Do any lines in the data below contain "this"? If so, copy every one of them.

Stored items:
▼

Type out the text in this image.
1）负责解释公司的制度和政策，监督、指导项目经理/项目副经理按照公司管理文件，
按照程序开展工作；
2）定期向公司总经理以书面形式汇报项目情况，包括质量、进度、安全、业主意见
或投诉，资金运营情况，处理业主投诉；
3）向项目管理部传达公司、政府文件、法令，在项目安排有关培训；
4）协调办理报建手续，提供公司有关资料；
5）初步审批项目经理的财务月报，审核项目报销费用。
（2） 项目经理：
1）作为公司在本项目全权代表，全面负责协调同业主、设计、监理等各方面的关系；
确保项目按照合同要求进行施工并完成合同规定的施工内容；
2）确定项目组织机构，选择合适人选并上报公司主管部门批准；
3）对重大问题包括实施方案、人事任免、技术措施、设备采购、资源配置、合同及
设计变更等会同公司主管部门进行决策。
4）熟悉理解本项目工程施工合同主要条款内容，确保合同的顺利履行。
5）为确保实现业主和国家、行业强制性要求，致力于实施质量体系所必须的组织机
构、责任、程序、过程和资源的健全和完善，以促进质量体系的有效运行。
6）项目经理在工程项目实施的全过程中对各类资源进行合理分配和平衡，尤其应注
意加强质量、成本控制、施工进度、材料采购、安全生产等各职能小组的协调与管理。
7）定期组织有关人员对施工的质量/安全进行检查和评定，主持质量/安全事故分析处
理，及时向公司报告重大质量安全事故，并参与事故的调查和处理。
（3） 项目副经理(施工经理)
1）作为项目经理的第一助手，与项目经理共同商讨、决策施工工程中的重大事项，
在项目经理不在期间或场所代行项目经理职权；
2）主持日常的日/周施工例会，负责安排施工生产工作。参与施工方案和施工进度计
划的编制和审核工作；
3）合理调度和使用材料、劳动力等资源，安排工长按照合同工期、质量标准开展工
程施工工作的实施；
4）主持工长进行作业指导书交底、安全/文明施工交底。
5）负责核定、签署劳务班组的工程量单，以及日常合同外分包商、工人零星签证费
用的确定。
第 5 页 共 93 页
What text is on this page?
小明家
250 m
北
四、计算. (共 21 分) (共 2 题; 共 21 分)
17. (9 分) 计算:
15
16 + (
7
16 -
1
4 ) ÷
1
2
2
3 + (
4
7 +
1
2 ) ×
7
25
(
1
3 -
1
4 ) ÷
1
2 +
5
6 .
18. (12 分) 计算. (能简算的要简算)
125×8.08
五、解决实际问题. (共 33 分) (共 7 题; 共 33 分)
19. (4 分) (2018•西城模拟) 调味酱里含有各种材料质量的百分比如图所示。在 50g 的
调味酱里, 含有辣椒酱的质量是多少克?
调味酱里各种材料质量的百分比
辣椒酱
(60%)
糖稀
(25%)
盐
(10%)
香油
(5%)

▲

▸ Written solution:
Type out the text in this image.
What text is on this page?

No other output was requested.